>> Start SOURCE MATERIAL

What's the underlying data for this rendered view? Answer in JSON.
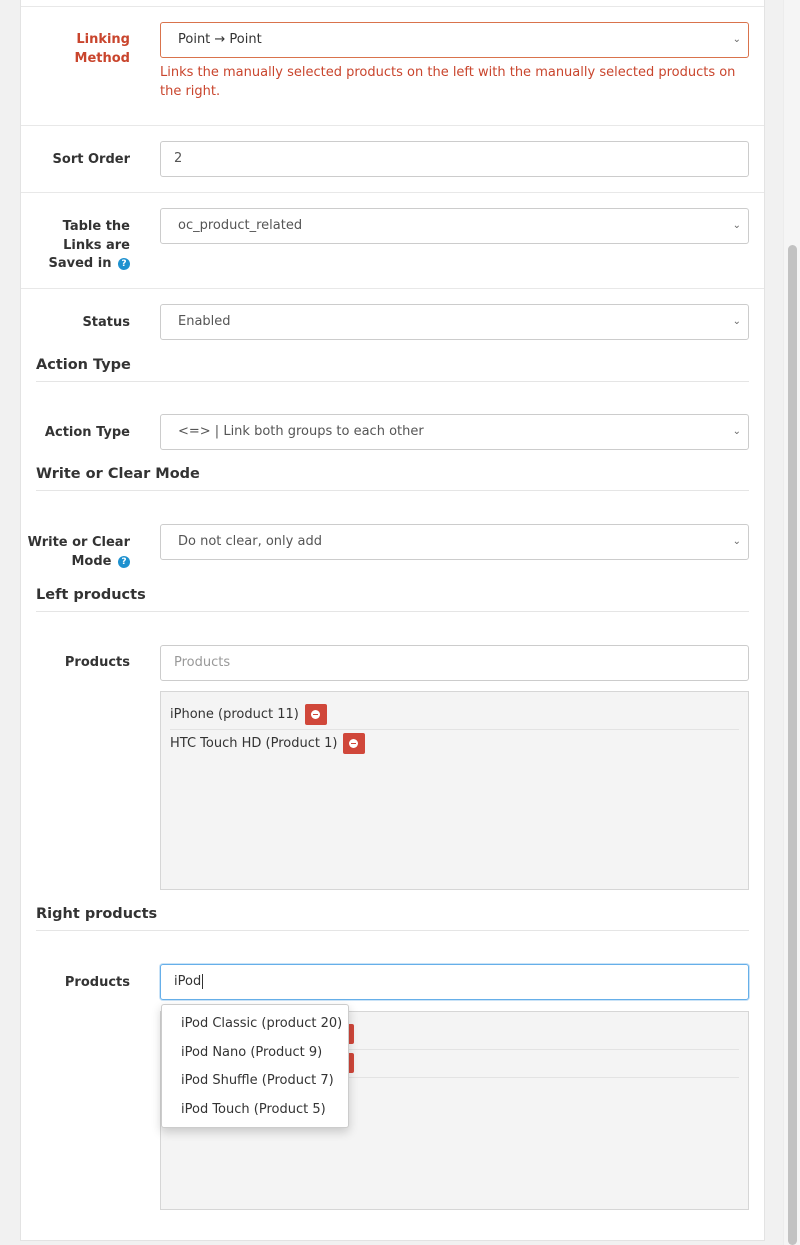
{
  "linking_method": {
    "label_line1": "Linking",
    "label_line2": "Method",
    "value": "Point → Point",
    "help": "Links the manually selected products on the left with the manually selected products on the right."
  },
  "sort_order": {
    "label": "Sort Order",
    "value": "2"
  },
  "table_saved": {
    "label_line1": "Table the",
    "label_line2": "Links are",
    "label_line3": "Saved in",
    "value": "oc_product_related"
  },
  "status": {
    "label": "Status",
    "value": "Enabled"
  },
  "action_type_section": {
    "title": "Action Type",
    "label": "Action Type",
    "value": "<=> | Link both groups to each other"
  },
  "write_clear_section": {
    "title": "Write or Clear Mode",
    "label_line1": "Write or Clear",
    "label_line2": "Mode",
    "value": "Do not clear, only add"
  },
  "left_products": {
    "title": "Left products",
    "label": "Products",
    "placeholder": "Products",
    "items": [
      {
        "name": "iPhone (product 11)"
      },
      {
        "name": "HTC Touch HD (Product 1)"
      }
    ]
  },
  "right_products": {
    "title": "Right products",
    "label": "Products",
    "value": "iPod",
    "suggestions": [
      "iPod Classic (product 20)",
      "iPod Nano (Product 9)",
      "iPod Shuffle (Product 7)",
      "iPod Touch (Product 5)"
    ]
  },
  "icons": {
    "help": "question-circle-icon",
    "remove": "minus-circle-icon",
    "select_arrow": "chevron-down-icon"
  },
  "colors": {
    "error": "#c9452d",
    "remove_button": "#d0473a",
    "help_icon": "#1e91cf",
    "focus_border": "#66afe9"
  }
}
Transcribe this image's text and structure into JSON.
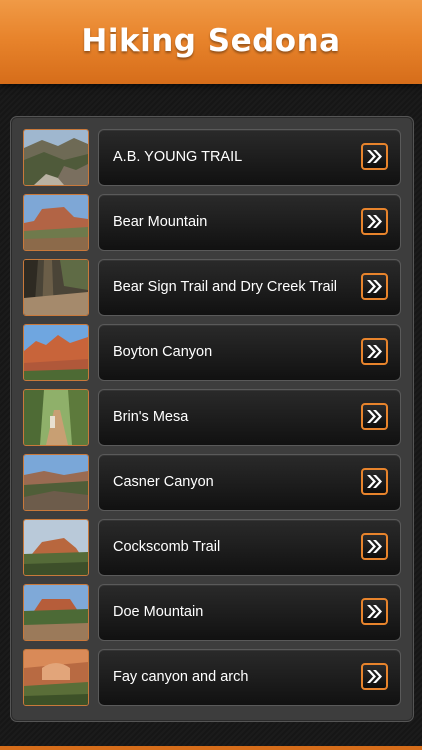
{
  "header": {
    "title": "Hiking Sedona",
    "accent_color": "#e8842c"
  },
  "trails": [
    {
      "name": "A.B. YOUNG TRAIL",
      "thumb_icon": "trail-photo"
    },
    {
      "name": "Bear Mountain",
      "thumb_icon": "trail-photo"
    },
    {
      "name": "Bear Sign Trail and Dry Creek Trail",
      "thumb_icon": "trail-photo"
    },
    {
      "name": "Boyton Canyon",
      "thumb_icon": "trail-photo"
    },
    {
      "name": "Brin's Mesa",
      "thumb_icon": "trail-photo"
    },
    {
      "name": "Casner Canyon",
      "thumb_icon": "trail-photo"
    },
    {
      "name": "Cockscomb Trail",
      "thumb_icon": "trail-photo"
    },
    {
      "name": "Doe Mountain",
      "thumb_icon": "trail-photo"
    },
    {
      "name": "Fay canyon and arch",
      "thumb_icon": "trail-photo"
    }
  ],
  "row_action_icon": "double-chevron-right-icon"
}
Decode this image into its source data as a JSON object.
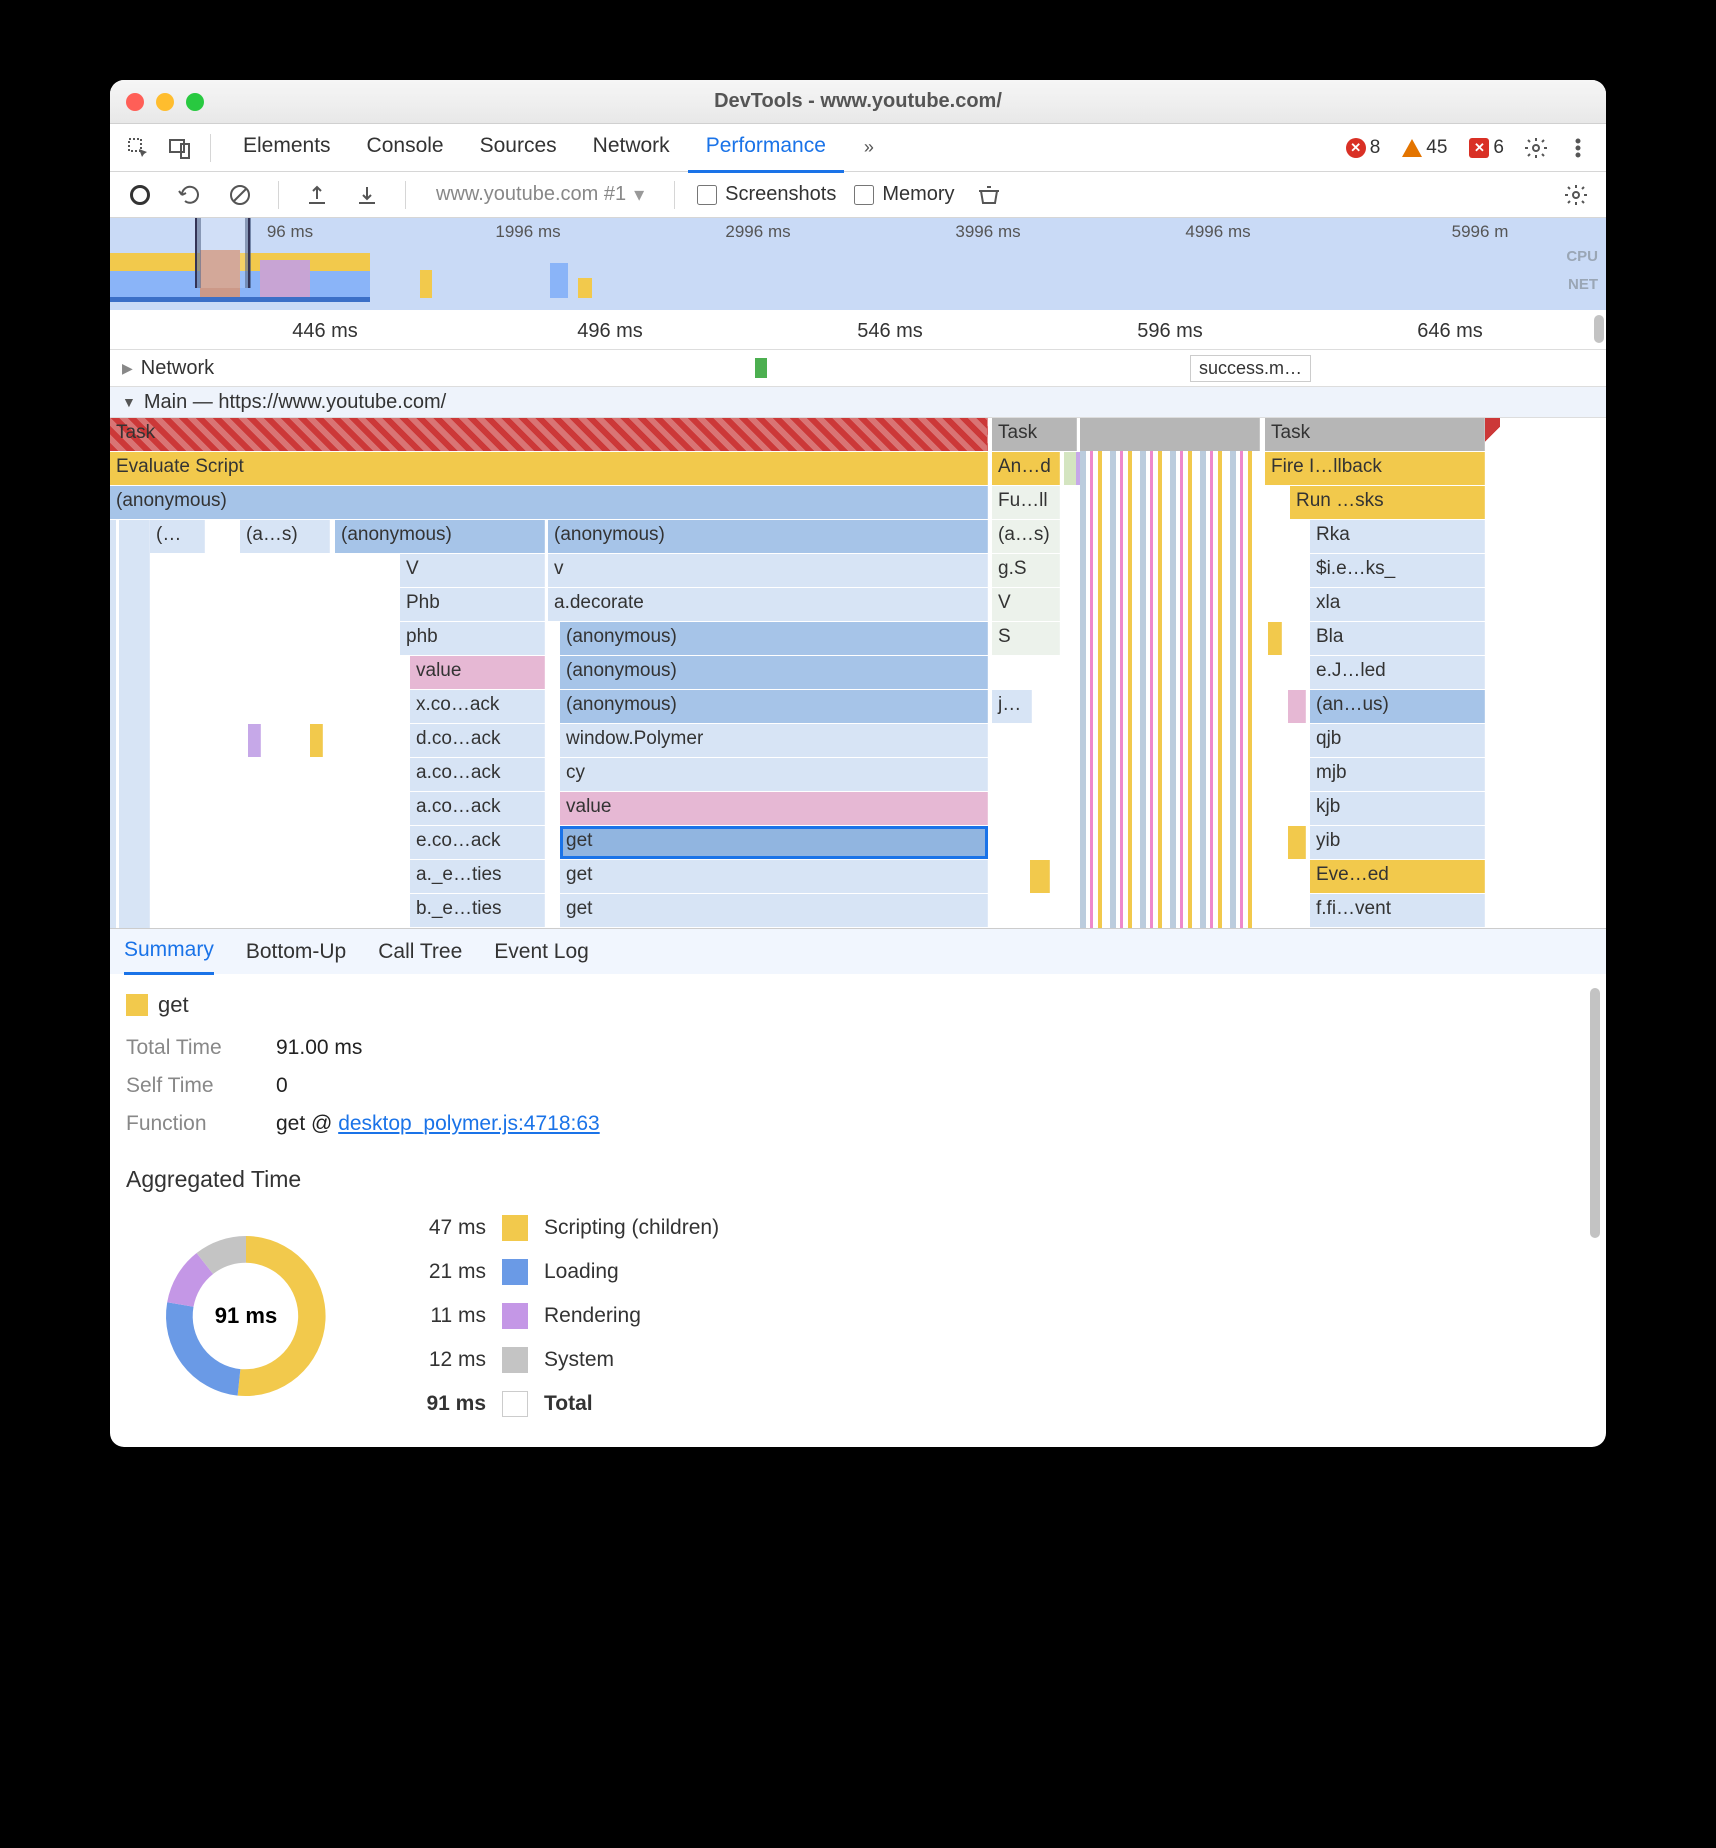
{
  "window": {
    "title": "DevTools - www.youtube.com/"
  },
  "toolbar": {
    "tabs": [
      {
        "label": "Elements",
        "active": false
      },
      {
        "label": "Console",
        "active": false
      },
      {
        "label": "Sources",
        "active": false
      },
      {
        "label": "Network",
        "active": false
      },
      {
        "label": "Performance",
        "active": true
      }
    ],
    "badges": {
      "errors": "8",
      "warnings": "45",
      "issues": "6"
    }
  },
  "perfbar": {
    "target": "www.youtube.com #1",
    "checkboxes": [
      {
        "label": "Screenshots",
        "checked": false
      },
      {
        "label": "Memory",
        "checked": false
      }
    ]
  },
  "overview": {
    "ticks": [
      "96 ms",
      "1996 ms",
      "2996 ms",
      "3996 ms",
      "4996 ms",
      "5996 m"
    ],
    "labels": [
      "CPU",
      "NET"
    ]
  },
  "ruler2": [
    "446 ms",
    "496 ms",
    "546 ms",
    "596 ms",
    "646 ms"
  ],
  "network": {
    "label": "Network",
    "tag": "success.m…"
  },
  "main": {
    "label": "Main — https://www.youtube.com/"
  },
  "flameCols": {
    "colA": {
      "task": "Task",
      "script": "Evaluate Script",
      "anon0": "(anonymous)",
      "r3a": "(…",
      "r3b": "(a…s)",
      "r3c": "(anonymous)",
      "r4": "V",
      "r5": "Phb",
      "r6": "phb",
      "r7": "value",
      "r8": "x.co…ack",
      "r9": "d.co…ack",
      "r10": "a.co…ack",
      "r11": "a.co…ack",
      "r12": "e.co…ack",
      "r13": "a._e…ties",
      "r14": "b._e…ties"
    },
    "colB": {
      "r3": "(anonymous)",
      "r4": "v",
      "r5": "a.decorate",
      "r6": "(anonymous)",
      "r7": "(anonymous)",
      "r8": "(anonymous)",
      "r9": "window.Polymer",
      "r10": "cy",
      "r11": "value",
      "r12": "get",
      "r13": "get",
      "r14": "get"
    },
    "colC": {
      "task": "Task",
      "r2": "An…d",
      "r3": "Fu…ll",
      "r4": "(a…s)",
      "r5": "g.S",
      "r6": "V",
      "r7": "S",
      "r8j": "j…"
    },
    "colD": {
      "task": "Task",
      "r2": "Fire I…llback",
      "r3": "Run …sks",
      "r4": "Rka",
      "r5": "$i.e…ks_",
      "r6": "xla",
      "r7": "Bla",
      "r8": "e.J…led",
      "r9": "(an…us)",
      "r10": "qjb",
      "r11": "mjb",
      "r12": "kjb",
      "r13": "yib",
      "r14": "Eve…ed",
      "r15": "f.fi…vent"
    }
  },
  "detailTabs": [
    "Summary",
    "Bottom-Up",
    "Call Tree",
    "Event Log"
  ],
  "summary": {
    "name": "get",
    "totalTimeLabel": "Total Time",
    "totalTime": "91.00 ms",
    "selfTimeLabel": "Self Time",
    "selfTime": "0",
    "functionLabel": "Function",
    "functionPrefix": "get @ ",
    "functionLink": "desktop_polymer.js:4718:63",
    "aggTitle": "Aggregated Time",
    "centerLabel": "91 ms",
    "legend": [
      {
        "ms": "47 ms",
        "color": "#f2c94c",
        "name": "Scripting (children)"
      },
      {
        "ms": "21 ms",
        "color": "#6a9ae6",
        "name": "Loading"
      },
      {
        "ms": "11 ms",
        "color": "#c497e6",
        "name": "Rendering"
      },
      {
        "ms": "12 ms",
        "color": "#c4c4c4",
        "name": "System"
      },
      {
        "ms": "91 ms",
        "color": "",
        "name": "Total",
        "total": true
      }
    ]
  },
  "chart_data": {
    "type": "pie",
    "title": "Aggregated Time",
    "total_ms": 91,
    "series": [
      {
        "name": "Scripting (children)",
        "value": 47,
        "color": "#f2c94c"
      },
      {
        "name": "Loading",
        "value": 21,
        "color": "#6a9ae6"
      },
      {
        "name": "Rendering",
        "value": 11,
        "color": "#c497e6"
      },
      {
        "name": "System",
        "value": 12,
        "color": "#c4c4c4"
      }
    ]
  }
}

>> End SOURCE MATERIAL

## EXERCISE DESCRIPTION
Transcribe the entries above verbatim, omitting their pictures.

## REPLY TO THE TASK
What's the underlying data for this rendered view? Answer in JSON.
{
  "linking_method": {
    "label_line1": "Linking",
    "label_line2": "Method",
    "value": "Point → Point",
    "help": "Links the manually selected products on the left with the manually selected products on the right."
  },
  "sort_order": {
    "label": "Sort Order",
    "value": "2"
  },
  "table_saved": {
    "label_line1": "Table the",
    "label_line2": "Links are",
    "label_line3": "Saved in",
    "value": "oc_product_related"
  },
  "status": {
    "label": "Status",
    "value": "Enabled"
  },
  "action_type_section": {
    "title": "Action Type",
    "label": "Action Type",
    "value": "<=> | Link both groups to each other"
  },
  "write_clear_section": {
    "title": "Write or Clear Mode",
    "label_line1": "Write or Clear",
    "label_line2": "Mode",
    "value": "Do not clear, only add"
  },
  "left_products": {
    "title": "Left products",
    "label": "Products",
    "placeholder": "Products",
    "items": [
      {
        "name": "iPhone (product 11)"
      },
      {
        "name": "HTC Touch HD (Product 1)"
      }
    ]
  },
  "right_products": {
    "title": "Right products",
    "label": "Products",
    "value": "iPod",
    "suggestions": [
      "iPod Classic (product 20)",
      "iPod Nano (Product 9)",
      "iPod Shuffle (Product 7)",
      "iPod Touch (Product 5)"
    ]
  },
  "icons": {
    "help": "question-circle-icon",
    "remove": "minus-circle-icon",
    "select_arrow": "chevron-down-icon"
  },
  "colors": {
    "error": "#c9452d",
    "remove_button": "#d0473a",
    "help_icon": "#1e91cf",
    "focus_border": "#66afe9"
  }
}
Transcribe this image's text and structure into JSON.
{
  "header": {
    "title": "Hiking Sedona",
    "accent_color": "#e8842c"
  },
  "trails": [
    {
      "name": "A.B. YOUNG TRAIL",
      "thumb_icon": "trail-photo"
    },
    {
      "name": "Bear Mountain",
      "thumb_icon": "trail-photo"
    },
    {
      "name": "Bear Sign Trail and Dry Creek Trail",
      "thumb_icon": "trail-photo"
    },
    {
      "name": "Boyton Canyon",
      "thumb_icon": "trail-photo"
    },
    {
      "name": "Brin's Mesa",
      "thumb_icon": "trail-photo"
    },
    {
      "name": "Casner Canyon",
      "thumb_icon": "trail-photo"
    },
    {
      "name": "Cockscomb Trail",
      "thumb_icon": "trail-photo"
    },
    {
      "name": "Doe Mountain",
      "thumb_icon": "trail-photo"
    },
    {
      "name": "Fay canyon and arch",
      "thumb_icon": "trail-photo"
    }
  ],
  "row_action_icon": "double-chevron-right-icon"
}
Decode this image into its source data as a JSON object.
{
  "window": {
    "title": "DevTools - www.youtube.com/"
  },
  "toolbar": {
    "tabs": [
      {
        "label": "Elements",
        "active": false
      },
      {
        "label": "Console",
        "active": false
      },
      {
        "label": "Sources",
        "active": false
      },
      {
        "label": "Network",
        "active": false
      },
      {
        "label": "Performance",
        "active": true
      }
    ],
    "badges": {
      "errors": "8",
      "warnings": "45",
      "issues": "6"
    }
  },
  "perfbar": {
    "target": "www.youtube.com #1",
    "checkboxes": [
      {
        "label": "Screenshots",
        "checked": false
      },
      {
        "label": "Memory",
        "checked": false
      }
    ]
  },
  "overview": {
    "ticks": [
      "96 ms",
      "1996 ms",
      "2996 ms",
      "3996 ms",
      "4996 ms",
      "5996 m"
    ],
    "labels": [
      "CPU",
      "NET"
    ]
  },
  "ruler2": [
    "446 ms",
    "496 ms",
    "546 ms",
    "596 ms",
    "646 ms"
  ],
  "network": {
    "label": "Network",
    "tag": "success.m…"
  },
  "main": {
    "label": "Main — https://www.youtube.com/"
  },
  "flameCols": {
    "colA": {
      "task": "Task",
      "script": "Evaluate Script",
      "anon0": "(anonymous)",
      "r3a": "(…",
      "r3b": "(a…s)",
      "r3c": "(anonymous)",
      "r4": "V",
      "r5": "Phb",
      "r6": "phb",
      "r7": "value",
      "r8": "x.co…ack",
      "r9": "d.co…ack",
      "r10": "a.co…ack",
      "r11": "a.co…ack",
      "r12": "e.co…ack",
      "r13": "a._e…ties",
      "r14": "b._e…ties"
    },
    "colB": {
      "r3": "(anonymous)",
      "r4": "v",
      "r5": "a.decorate",
      "r6": "(anonymous)",
      "r7": "(anonymous)",
      "r8": "(anonymous)",
      "r9": "window.Polymer",
      "r10": "cy",
      "r11": "value",
      "r12": "get",
      "r13": "get",
      "r14": "get"
    },
    "colC": {
      "task": "Task",
      "r2": "An…d",
      "r3": "Fu…ll",
      "r4": "(a…s)",
      "r5": "g.S",
      "r6": "V",
      "r7": "S",
      "r8j": "j…"
    },
    "colD": {
      "task": "Task",
      "r2": "Fire I…llback",
      "r3": "Run …sks",
      "r4": "Rka",
      "r5": "$i.e…ks_",
      "r6": "xla",
      "r7": "Bla",
      "r8": "e.J…led",
      "r9": "(an…us)",
      "r10": "qjb",
      "r11": "mjb",
      "r12": "kjb",
      "r13": "yib",
      "r14": "Eve…ed",
      "r15": "f.fi…vent"
    }
  },
  "detailTabs": [
    "Summary",
    "Bottom-Up",
    "Call Tree",
    "Event Log"
  ],
  "summary": {
    "name": "get",
    "totalTimeLabel": "Total Time",
    "totalTime": "91.00 ms",
    "selfTimeLabel": "Self Time",
    "selfTime": "0",
    "functionLabel": "Function",
    "functionPrefix": "get @ ",
    "functionLink": "desktop_polymer.js:4718:63",
    "aggTitle": "Aggregated Time",
    "centerLabel": "91 ms",
    "legend": [
      {
        "ms": "47 ms",
        "color": "#f2c94c",
        "name": "Scripting (children)"
      },
      {
        "ms": "21 ms",
        "color": "#6a9ae6",
        "name": "Loading"
      },
      {
        "ms": "11 ms",
        "color": "#c497e6",
        "name": "Rendering"
      },
      {
        "ms": "12 ms",
        "color": "#c4c4c4",
        "name": "System"
      },
      {
        "ms": "91 ms",
        "color": "",
        "name": "Total",
        "total": true
      }
    ]
  },
  "chart_data": {
    "type": "pie",
    "title": "Aggregated Time",
    "total_ms": 91,
    "series": [
      {
        "name": "Scripting (children)",
        "value": 47,
        "color": "#f2c94c"
      },
      {
        "name": "Loading",
        "value": 21,
        "color": "#6a9ae6"
      },
      {
        "name": "Rendering",
        "value": 11,
        "color": "#c497e6"
      },
      {
        "name": "System",
        "value": 12,
        "color": "#c4c4c4"
      }
    ]
  }
}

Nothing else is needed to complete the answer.